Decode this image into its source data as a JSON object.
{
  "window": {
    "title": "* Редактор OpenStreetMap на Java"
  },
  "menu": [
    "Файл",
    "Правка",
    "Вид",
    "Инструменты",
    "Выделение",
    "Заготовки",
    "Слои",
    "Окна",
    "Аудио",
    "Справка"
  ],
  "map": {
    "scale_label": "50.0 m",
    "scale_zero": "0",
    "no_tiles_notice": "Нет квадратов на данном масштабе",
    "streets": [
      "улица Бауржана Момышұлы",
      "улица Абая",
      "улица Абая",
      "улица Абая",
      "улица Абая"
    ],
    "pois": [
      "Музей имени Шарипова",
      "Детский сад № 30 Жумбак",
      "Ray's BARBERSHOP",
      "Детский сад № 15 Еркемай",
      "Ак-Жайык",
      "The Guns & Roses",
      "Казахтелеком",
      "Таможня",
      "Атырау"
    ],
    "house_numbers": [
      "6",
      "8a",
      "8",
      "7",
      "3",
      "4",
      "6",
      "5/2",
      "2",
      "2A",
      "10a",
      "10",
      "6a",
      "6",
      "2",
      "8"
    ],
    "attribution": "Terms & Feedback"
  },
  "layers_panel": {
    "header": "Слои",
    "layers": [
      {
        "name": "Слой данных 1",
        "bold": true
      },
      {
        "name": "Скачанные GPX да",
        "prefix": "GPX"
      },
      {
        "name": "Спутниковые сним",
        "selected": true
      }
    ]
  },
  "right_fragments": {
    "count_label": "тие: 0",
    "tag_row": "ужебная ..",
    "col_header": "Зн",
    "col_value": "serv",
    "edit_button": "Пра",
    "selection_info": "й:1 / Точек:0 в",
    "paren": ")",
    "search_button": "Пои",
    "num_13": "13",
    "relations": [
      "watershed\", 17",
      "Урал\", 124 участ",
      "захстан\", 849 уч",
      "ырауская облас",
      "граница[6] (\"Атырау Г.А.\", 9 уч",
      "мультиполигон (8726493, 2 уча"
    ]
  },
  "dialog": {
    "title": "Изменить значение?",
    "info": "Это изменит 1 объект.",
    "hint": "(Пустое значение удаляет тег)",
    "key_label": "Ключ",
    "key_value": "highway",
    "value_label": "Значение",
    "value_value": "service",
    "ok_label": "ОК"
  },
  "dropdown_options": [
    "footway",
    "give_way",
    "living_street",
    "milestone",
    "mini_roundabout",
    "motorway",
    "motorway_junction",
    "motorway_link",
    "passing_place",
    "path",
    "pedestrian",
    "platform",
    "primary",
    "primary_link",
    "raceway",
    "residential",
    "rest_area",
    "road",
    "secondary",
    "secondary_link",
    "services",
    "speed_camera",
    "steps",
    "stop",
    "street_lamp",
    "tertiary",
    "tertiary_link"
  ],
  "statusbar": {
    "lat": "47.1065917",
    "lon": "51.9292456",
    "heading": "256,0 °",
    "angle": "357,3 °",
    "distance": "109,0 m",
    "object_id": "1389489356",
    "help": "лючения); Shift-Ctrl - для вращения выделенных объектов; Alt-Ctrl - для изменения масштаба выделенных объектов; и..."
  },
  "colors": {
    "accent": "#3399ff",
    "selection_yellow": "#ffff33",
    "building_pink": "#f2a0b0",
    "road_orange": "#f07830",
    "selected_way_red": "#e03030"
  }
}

| Task details |
Repeat all of the records above exactly as written.

| Result of the exercise |
Decode this image into its source data as a JSON object.
{
  "window": {
    "title": "* Редактор OpenStreetMap на Java"
  },
  "menu": [
    "Файл",
    "Правка",
    "Вид",
    "Инструменты",
    "Выделение",
    "Заготовки",
    "Слои",
    "Окна",
    "Аудио",
    "Справка"
  ],
  "map": {
    "scale_label": "50.0 m",
    "scale_zero": "0",
    "no_tiles_notice": "Нет квадратов на данном масштабе",
    "streets": [
      "улица Бауржана Момышұлы",
      "улица Абая",
      "улица Абая",
      "улица Абая",
      "улица Абая"
    ],
    "pois": [
      "Музей имени Шарипова",
      "Детский сад № 30 Жумбак",
      "Ray's BARBERSHOP",
      "Детский сад № 15 Еркемай",
      "Ак-Жайык",
      "The Guns & Roses",
      "Казахтелеком",
      "Таможня",
      "Атырау"
    ],
    "house_numbers": [
      "6",
      "8a",
      "8",
      "7",
      "3",
      "4",
      "6",
      "5/2",
      "2",
      "2A",
      "10a",
      "10",
      "6a",
      "6",
      "2",
      "8"
    ],
    "attribution": "Terms & Feedback"
  },
  "layers_panel": {
    "header": "Слои",
    "layers": [
      {
        "name": "Слой данных 1",
        "bold": true
      },
      {
        "name": "Скачанные GPX да",
        "prefix": "GPX"
      },
      {
        "name": "Спутниковые сним",
        "selected": true
      }
    ]
  },
  "right_fragments": {
    "count_label": "тие: 0",
    "tag_row": "ужебная ..",
    "col_header": "Зн",
    "col_value": "serv",
    "edit_button": "Пра",
    "selection_info": "й:1 / Точек:0 в",
    "paren": ")",
    "search_button": "Пои",
    "num_13": "13",
    "relations": [
      "watershed\", 17",
      "Урал\", 124 участ",
      "захстан\", 849 уч",
      "ырауская облас",
      "граница[6] (\"Атырау Г.А.\", 9 уч",
      "мультиполигон (8726493, 2 уча"
    ]
  },
  "dialog": {
    "title": "Изменить значение?",
    "info": "Это изменит 1 объект.",
    "hint": "(Пустое значение удаляет тег)",
    "key_label": "Ключ",
    "key_value": "highway",
    "value_label": "Значение",
    "value_value": "service",
    "ok_label": "ОК"
  },
  "dropdown_options": [
    "footway",
    "give_way",
    "living_street",
    "milestone",
    "mini_roundabout",
    "motorway",
    "motorway_junction",
    "motorway_link",
    "passing_place",
    "path",
    "pedestrian",
    "platform",
    "primary",
    "primary_link",
    "raceway",
    "residential",
    "rest_area",
    "road",
    "secondary",
    "secondary_link",
    "services",
    "speed_camera",
    "steps",
    "stop",
    "street_lamp",
    "tertiary",
    "tertiary_link"
  ],
  "statusbar": {
    "lat": "47.1065917",
    "lon": "51.9292456",
    "heading": "256,0 °",
    "angle": "357,3 °",
    "distance": "109,0 m",
    "object_id": "1389489356",
    "help": "лючения); Shift-Ctrl - для вращения выделенных объектов; Alt-Ctrl - для изменения масштаба выделенных объектов; и..."
  },
  "colors": {
    "accent": "#3399ff",
    "selection_yellow": "#ffff33",
    "building_pink": "#f2a0b0",
    "road_orange": "#f07830",
    "selected_way_red": "#e03030"
  }
}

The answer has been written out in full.